Rows from a dataset:
┄┄┄┄┄┄┄┄┄┄
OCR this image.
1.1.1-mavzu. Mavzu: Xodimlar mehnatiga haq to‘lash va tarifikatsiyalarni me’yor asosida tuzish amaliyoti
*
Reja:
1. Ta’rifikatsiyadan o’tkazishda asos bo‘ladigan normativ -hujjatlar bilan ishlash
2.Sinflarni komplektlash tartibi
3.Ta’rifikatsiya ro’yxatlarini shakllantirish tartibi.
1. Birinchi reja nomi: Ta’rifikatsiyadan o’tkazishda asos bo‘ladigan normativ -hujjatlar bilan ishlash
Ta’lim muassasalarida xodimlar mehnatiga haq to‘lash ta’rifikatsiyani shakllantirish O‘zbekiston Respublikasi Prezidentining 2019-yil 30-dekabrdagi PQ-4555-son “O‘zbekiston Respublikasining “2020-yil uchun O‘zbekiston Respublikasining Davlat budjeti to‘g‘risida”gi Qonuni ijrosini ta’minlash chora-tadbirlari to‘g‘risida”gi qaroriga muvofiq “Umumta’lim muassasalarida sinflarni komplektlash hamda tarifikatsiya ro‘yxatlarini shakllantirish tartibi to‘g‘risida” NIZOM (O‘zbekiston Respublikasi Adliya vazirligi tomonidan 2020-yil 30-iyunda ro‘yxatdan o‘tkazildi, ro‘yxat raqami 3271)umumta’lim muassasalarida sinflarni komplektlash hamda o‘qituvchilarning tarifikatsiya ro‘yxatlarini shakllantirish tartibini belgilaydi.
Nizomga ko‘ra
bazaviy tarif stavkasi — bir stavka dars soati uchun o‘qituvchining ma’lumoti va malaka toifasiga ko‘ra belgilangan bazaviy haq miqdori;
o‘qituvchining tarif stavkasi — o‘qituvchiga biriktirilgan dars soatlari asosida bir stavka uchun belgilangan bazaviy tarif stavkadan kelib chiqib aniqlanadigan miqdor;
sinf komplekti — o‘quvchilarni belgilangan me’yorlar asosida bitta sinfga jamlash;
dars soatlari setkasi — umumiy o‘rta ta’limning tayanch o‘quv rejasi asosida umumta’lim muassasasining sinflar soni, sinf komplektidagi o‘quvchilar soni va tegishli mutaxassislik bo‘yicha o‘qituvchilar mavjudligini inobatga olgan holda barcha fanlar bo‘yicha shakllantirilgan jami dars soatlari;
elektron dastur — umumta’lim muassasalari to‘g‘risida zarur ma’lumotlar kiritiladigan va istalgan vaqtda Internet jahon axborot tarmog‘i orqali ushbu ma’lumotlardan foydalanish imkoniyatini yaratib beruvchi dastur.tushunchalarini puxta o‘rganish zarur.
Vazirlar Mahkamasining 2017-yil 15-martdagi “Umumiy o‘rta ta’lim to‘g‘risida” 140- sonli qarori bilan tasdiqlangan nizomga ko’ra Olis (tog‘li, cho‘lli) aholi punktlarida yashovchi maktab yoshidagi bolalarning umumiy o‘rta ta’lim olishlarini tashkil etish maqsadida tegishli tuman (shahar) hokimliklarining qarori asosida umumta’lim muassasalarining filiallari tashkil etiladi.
┄┄┄┄┄┄┄┄┄┄
Task details: Count the lines of the data that contain the string "ishlash", and reply with that number alone.

Answer to this task: 2